[start of Source data]
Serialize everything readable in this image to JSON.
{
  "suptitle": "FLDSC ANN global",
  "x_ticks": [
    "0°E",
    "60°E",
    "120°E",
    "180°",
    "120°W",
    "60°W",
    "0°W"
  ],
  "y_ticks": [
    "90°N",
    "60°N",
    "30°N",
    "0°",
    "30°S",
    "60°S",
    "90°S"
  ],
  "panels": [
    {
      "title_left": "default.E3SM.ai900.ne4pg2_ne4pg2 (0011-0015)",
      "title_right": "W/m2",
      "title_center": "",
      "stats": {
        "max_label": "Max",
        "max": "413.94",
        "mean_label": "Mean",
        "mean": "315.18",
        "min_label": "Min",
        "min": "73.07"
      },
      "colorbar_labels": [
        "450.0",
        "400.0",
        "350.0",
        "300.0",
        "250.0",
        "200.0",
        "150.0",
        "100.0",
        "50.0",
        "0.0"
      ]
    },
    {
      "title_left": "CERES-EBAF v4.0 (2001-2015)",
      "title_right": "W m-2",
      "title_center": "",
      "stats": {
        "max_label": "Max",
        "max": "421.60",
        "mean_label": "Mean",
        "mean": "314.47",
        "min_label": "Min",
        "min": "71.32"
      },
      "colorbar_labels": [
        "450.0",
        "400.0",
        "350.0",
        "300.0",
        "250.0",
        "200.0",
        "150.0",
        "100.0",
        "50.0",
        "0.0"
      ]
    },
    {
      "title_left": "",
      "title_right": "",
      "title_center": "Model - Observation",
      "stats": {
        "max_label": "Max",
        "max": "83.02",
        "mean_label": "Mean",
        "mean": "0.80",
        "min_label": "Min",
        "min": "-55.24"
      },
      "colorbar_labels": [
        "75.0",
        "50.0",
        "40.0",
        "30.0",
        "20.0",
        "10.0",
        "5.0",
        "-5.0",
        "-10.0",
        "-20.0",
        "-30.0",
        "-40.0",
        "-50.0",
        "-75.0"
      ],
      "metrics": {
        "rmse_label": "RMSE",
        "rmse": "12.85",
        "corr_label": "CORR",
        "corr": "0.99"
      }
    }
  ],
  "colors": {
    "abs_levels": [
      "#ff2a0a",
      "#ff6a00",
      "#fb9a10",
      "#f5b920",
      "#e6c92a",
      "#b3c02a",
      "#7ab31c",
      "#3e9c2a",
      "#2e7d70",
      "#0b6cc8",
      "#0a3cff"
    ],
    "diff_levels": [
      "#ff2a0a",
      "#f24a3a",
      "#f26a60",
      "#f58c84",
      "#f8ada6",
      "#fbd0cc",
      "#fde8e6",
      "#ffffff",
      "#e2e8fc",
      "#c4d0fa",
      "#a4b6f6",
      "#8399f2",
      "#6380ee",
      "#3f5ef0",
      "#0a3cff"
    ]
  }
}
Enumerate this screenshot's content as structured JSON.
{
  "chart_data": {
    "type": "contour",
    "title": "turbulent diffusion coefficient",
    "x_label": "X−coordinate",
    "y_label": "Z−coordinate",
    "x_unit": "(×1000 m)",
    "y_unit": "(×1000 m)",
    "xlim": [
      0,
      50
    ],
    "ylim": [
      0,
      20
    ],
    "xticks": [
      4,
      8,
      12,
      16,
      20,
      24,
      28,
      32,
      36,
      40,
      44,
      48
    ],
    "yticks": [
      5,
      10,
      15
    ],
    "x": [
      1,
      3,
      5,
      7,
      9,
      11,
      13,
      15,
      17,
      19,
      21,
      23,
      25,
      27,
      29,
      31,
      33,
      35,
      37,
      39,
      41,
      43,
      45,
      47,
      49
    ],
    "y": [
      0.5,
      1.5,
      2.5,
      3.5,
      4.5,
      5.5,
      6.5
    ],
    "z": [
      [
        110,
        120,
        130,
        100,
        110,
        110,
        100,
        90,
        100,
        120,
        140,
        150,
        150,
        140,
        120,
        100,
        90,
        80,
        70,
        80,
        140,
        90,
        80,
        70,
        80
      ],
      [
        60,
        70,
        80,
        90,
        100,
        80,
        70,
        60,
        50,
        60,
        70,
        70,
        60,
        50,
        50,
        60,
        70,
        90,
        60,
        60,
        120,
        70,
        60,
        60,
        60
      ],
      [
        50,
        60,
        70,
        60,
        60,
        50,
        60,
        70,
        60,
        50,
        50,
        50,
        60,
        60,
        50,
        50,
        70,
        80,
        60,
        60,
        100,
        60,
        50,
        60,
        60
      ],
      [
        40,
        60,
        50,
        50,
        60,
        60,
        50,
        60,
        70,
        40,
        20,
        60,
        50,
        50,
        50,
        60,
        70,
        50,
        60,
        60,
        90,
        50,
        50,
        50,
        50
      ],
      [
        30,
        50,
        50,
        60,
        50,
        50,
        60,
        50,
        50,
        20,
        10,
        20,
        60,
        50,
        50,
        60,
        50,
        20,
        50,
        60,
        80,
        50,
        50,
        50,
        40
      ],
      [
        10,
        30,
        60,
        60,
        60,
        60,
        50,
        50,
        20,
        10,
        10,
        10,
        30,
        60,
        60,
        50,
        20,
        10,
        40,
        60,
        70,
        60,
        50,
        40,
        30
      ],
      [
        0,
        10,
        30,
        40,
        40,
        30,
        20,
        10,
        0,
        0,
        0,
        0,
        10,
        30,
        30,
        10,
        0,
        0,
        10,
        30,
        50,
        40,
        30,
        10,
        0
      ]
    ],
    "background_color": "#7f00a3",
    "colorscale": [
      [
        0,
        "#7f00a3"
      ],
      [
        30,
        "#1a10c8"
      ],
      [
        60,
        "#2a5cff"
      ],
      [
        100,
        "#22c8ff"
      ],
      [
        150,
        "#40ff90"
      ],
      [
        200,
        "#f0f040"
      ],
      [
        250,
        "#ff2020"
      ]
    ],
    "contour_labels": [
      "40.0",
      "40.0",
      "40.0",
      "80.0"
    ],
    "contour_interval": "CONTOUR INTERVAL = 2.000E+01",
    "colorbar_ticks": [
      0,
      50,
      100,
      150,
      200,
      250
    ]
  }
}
[end of Source data]
What you need to do: Recopy the entries above in their entirety, exactly.

Exercise solution:
Serialize everything readable in this image to JSON.
{
  "suptitle": "FLDSC ANN global",
  "x_ticks": [
    "0°E",
    "60°E",
    "120°E",
    "180°",
    "120°W",
    "60°W",
    "0°W"
  ],
  "y_ticks": [
    "90°N",
    "60°N",
    "30°N",
    "0°",
    "30°S",
    "60°S",
    "90°S"
  ],
  "panels": [
    {
      "title_left": "default.E3SM.ai900.ne4pg2_ne4pg2 (0011-0015)",
      "title_right": "W/m2",
      "title_center": "",
      "stats": {
        "max_label": "Max",
        "max": "413.94",
        "mean_label": "Mean",
        "mean": "315.18",
        "min_label": "Min",
        "min": "73.07"
      },
      "colorbar_labels": [
        "450.0",
        "400.0",
        "350.0",
        "300.0",
        "250.0",
        "200.0",
        "150.0",
        "100.0",
        "50.0",
        "0.0"
      ]
    },
    {
      "title_left": "CERES-EBAF v4.0 (2001-2015)",
      "title_right": "W m-2",
      "title_center": "",
      "stats": {
        "max_label": "Max",
        "max": "421.60",
        "mean_label": "Mean",
        "mean": "314.47",
        "min_label": "Min",
        "min": "71.32"
      },
      "colorbar_labels": [
        "450.0",
        "400.0",
        "350.0",
        "300.0",
        "250.0",
        "200.0",
        "150.0",
        "100.0",
        "50.0",
        "0.0"
      ]
    },
    {
      "title_left": "",
      "title_right": "",
      "title_center": "Model - Observation",
      "stats": {
        "max_label": "Max",
        "max": "83.02",
        "mean_label": "Mean",
        "mean": "0.80",
        "min_label": "Min",
        "min": "-55.24"
      },
      "colorbar_labels": [
        "75.0",
        "50.0",
        "40.0",
        "30.0",
        "20.0",
        "10.0",
        "5.0",
        "-5.0",
        "-10.0",
        "-20.0",
        "-30.0",
        "-40.0",
        "-50.0",
        "-75.0"
      ],
      "metrics": {
        "rmse_label": "RMSE",
        "rmse": "12.85",
        "corr_label": "CORR",
        "corr": "0.99"
      }
    }
  ],
  "colors": {
    "abs_levels": [
      "#ff2a0a",
      "#ff6a00",
      "#fb9a10",
      "#f5b920",
      "#e6c92a",
      "#b3c02a",
      "#7ab31c",
      "#3e9c2a",
      "#2e7d70",
      "#0b6cc8",
      "#0a3cff"
    ],
    "diff_levels": [
      "#ff2a0a",
      "#f24a3a",
      "#f26a60",
      "#f58c84",
      "#f8ada6",
      "#fbd0cc",
      "#fde8e6",
      "#ffffff",
      "#e2e8fc",
      "#c4d0fa",
      "#a4b6f6",
      "#8399f2",
      "#6380ee",
      "#3f5ef0",
      "#0a3cff"
    ]
  }
}
Enumerate this screenshot's content as structured JSON.
{
  "chart_data": {
    "type": "contour",
    "title": "turbulent diffusion coefficient",
    "x_label": "X−coordinate",
    "y_label": "Z−coordinate",
    "x_unit": "(×1000 m)",
    "y_unit": "(×1000 m)",
    "xlim": [
      0,
      50
    ],
    "ylim": [
      0,
      20
    ],
    "xticks": [
      4,
      8,
      12,
      16,
      20,
      24,
      28,
      32,
      36,
      40,
      44,
      48
    ],
    "yticks": [
      5,
      10,
      15
    ],
    "x": [
      1,
      3,
      5,
      7,
      9,
      11,
      13,
      15,
      17,
      19,
      21,
      23,
      25,
      27,
      29,
      31,
      33,
      35,
      37,
      39,
      41,
      43,
      45,
      47,
      49
    ],
    "y": [
      0.5,
      1.5,
      2.5,
      3.5,
      4.5,
      5.5,
      6.5
    ],
    "z": [
      [
        110,
        120,
        130,
        100,
        110,
        110,
        100,
        90,
        100,
        120,
        140,
        150,
        150,
        140,
        120,
        100,
        90,
        80,
        70,
        80,
        140,
        90,
        80,
        70,
        80
      ],
      [
        60,
        70,
        80,
        90,
        100,
        80,
        70,
        60,
        50,
        60,
        70,
        70,
        60,
        50,
        50,
        60,
        70,
        90,
        60,
        60,
        120,
        70,
        60,
        60,
        60
      ],
      [
        50,
        60,
        70,
        60,
        60,
        50,
        60,
        70,
        60,
        50,
        50,
        50,
        60,
        60,
        50,
        50,
        70,
        80,
        60,
        60,
        100,
        60,
        50,
        60,
        60
      ],
      [
        40,
        60,
        50,
        50,
        60,
        60,
        50,
        60,
        70,
        40,
        20,
        60,
        50,
        50,
        50,
        60,
        70,
        50,
        60,
        60,
        90,
        50,
        50,
        50,
        50
      ],
      [
        30,
        50,
        50,
        60,
        50,
        50,
        60,
        50,
        50,
        20,
        10,
        20,
        60,
        50,
        50,
        60,
        50,
        20,
        50,
        60,
        80,
        50,
        50,
        50,
        40
      ],
      [
        10,
        30,
        60,
        60,
        60,
        60,
        50,
        50,
        20,
        10,
        10,
        10,
        30,
        60,
        60,
        50,
        20,
        10,
        40,
        60,
        70,
        60,
        50,
        40,
        30
      ],
      [
        0,
        10,
        30,
        40,
        40,
        30,
        20,
        10,
        0,
        0,
        0,
        0,
        10,
        30,
        30,
        10,
        0,
        0,
        10,
        30,
        50,
        40,
        30,
        10,
        0
      ]
    ],
    "background_color": "#7f00a3",
    "colorscale": [
      [
        0,
        "#7f00a3"
      ],
      [
        30,
        "#1a10c8"
      ],
      [
        60,
        "#2a5cff"
      ],
      [
        100,
        "#22c8ff"
      ],
      [
        150,
        "#40ff90"
      ],
      [
        200,
        "#f0f040"
      ],
      [
        250,
        "#ff2020"
      ]
    ],
    "contour_labels": [
      "40.0",
      "40.0",
      "40.0",
      "80.0"
    ],
    "contour_interval": "CONTOUR INTERVAL = 2.000E+01",
    "colorbar_ticks": [
      0,
      50,
      100,
      150,
      200,
      250
    ]
  }
}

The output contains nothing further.